• [Exercise] In the entries below, count every line with the string "meals". State the count and nothing else.

• [Input material]
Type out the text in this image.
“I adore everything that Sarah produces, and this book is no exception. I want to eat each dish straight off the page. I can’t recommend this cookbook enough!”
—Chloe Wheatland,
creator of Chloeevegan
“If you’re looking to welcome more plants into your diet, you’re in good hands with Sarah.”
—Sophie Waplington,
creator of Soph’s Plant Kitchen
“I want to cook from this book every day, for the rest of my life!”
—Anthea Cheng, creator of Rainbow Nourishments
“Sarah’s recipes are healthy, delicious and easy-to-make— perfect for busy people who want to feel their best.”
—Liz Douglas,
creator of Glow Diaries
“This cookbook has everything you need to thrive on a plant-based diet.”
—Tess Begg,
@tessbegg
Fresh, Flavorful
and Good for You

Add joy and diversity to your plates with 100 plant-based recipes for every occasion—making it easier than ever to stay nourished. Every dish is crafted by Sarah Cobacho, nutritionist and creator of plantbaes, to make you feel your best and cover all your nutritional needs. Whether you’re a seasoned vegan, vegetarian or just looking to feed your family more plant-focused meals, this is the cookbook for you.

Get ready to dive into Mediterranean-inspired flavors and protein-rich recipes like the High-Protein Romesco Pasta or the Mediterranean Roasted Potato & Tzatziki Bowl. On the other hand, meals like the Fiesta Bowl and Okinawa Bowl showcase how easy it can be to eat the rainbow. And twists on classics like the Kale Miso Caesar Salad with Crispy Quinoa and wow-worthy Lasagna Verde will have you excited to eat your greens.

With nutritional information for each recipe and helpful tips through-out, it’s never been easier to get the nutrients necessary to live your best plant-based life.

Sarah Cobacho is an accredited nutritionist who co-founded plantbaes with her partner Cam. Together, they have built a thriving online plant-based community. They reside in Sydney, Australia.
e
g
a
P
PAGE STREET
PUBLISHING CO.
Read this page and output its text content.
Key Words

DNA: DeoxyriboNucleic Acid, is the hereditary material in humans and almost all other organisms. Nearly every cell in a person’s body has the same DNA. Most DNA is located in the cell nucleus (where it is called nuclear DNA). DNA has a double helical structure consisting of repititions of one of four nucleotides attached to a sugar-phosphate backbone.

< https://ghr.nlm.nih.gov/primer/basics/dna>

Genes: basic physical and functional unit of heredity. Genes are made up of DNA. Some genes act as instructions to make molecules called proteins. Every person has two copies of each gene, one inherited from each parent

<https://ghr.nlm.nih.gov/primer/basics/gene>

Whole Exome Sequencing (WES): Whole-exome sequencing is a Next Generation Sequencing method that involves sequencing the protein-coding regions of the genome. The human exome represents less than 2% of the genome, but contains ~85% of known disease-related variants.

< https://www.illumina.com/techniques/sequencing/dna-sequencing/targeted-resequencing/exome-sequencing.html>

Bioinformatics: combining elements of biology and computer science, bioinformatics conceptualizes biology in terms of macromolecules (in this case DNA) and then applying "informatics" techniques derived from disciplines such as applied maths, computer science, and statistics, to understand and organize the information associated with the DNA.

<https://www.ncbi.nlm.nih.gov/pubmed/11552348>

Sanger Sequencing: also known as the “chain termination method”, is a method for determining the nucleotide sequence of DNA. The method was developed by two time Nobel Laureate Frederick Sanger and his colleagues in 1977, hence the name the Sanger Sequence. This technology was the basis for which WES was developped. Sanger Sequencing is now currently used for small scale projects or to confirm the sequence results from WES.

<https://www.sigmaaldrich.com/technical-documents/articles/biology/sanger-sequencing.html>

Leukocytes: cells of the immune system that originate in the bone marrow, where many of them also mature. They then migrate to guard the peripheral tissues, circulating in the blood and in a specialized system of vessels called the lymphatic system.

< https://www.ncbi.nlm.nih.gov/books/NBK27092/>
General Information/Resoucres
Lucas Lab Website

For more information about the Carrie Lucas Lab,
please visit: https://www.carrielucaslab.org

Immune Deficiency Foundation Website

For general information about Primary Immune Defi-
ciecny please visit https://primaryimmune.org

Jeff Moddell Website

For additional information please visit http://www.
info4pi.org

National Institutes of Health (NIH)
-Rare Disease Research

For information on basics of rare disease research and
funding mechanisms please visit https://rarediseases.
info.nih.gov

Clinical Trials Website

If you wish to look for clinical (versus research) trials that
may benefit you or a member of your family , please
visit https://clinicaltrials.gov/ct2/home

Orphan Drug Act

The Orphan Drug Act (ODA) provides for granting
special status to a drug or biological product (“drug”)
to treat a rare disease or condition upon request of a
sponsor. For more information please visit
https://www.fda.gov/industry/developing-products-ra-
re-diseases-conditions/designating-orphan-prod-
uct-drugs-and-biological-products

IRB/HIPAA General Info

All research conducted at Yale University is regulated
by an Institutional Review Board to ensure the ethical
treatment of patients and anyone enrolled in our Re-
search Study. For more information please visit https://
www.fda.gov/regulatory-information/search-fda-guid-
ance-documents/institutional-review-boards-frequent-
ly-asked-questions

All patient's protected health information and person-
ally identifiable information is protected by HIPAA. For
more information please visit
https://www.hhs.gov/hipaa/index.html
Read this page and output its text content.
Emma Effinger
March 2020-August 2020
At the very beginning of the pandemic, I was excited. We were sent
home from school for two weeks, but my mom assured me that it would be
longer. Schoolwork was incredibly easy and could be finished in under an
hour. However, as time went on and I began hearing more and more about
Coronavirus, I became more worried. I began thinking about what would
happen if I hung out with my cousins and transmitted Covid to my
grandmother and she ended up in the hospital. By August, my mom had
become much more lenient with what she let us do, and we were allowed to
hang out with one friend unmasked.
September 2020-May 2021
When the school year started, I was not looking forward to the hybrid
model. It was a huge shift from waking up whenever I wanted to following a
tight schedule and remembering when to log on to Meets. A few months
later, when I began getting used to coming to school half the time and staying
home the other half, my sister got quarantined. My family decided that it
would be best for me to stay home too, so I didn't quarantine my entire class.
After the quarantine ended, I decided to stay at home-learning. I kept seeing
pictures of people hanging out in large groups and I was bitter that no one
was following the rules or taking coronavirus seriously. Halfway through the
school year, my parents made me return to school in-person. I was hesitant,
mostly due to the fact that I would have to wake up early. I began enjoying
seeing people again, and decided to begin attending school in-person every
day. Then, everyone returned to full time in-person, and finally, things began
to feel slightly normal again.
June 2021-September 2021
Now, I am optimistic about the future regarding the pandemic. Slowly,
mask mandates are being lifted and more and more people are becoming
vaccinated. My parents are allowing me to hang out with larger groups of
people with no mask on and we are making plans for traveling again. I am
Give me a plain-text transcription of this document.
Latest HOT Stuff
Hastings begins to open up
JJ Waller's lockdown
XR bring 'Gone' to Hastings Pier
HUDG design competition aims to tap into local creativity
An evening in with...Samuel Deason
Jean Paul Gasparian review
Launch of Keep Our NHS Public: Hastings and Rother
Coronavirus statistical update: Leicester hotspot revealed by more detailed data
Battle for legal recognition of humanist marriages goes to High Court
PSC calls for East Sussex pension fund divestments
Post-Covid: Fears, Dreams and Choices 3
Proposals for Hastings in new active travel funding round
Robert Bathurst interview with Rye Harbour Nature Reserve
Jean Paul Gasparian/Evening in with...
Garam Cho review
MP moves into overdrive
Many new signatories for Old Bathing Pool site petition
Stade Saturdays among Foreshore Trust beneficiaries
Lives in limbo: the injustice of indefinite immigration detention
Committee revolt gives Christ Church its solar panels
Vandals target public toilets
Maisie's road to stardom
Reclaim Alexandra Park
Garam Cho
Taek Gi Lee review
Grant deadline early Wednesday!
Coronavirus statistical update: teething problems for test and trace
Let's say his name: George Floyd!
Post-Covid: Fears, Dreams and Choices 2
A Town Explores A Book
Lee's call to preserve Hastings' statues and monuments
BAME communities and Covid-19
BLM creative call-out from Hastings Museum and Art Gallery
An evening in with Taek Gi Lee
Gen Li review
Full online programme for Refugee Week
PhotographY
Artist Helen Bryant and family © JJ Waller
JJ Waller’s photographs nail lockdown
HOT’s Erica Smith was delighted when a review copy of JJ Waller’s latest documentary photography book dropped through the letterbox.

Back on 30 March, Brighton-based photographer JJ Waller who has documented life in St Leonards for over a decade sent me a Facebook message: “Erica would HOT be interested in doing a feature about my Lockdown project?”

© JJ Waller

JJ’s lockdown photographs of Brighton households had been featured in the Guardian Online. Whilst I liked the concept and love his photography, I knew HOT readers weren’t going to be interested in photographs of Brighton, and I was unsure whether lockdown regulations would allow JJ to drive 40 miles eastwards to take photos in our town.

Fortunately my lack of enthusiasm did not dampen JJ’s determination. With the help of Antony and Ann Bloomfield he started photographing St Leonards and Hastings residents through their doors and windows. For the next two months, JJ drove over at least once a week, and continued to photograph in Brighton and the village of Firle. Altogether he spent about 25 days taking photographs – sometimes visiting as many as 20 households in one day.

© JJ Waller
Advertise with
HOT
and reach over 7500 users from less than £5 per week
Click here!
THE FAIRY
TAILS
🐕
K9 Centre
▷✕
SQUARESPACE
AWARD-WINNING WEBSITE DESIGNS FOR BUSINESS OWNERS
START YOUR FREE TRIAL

• [Result of the exercise] 2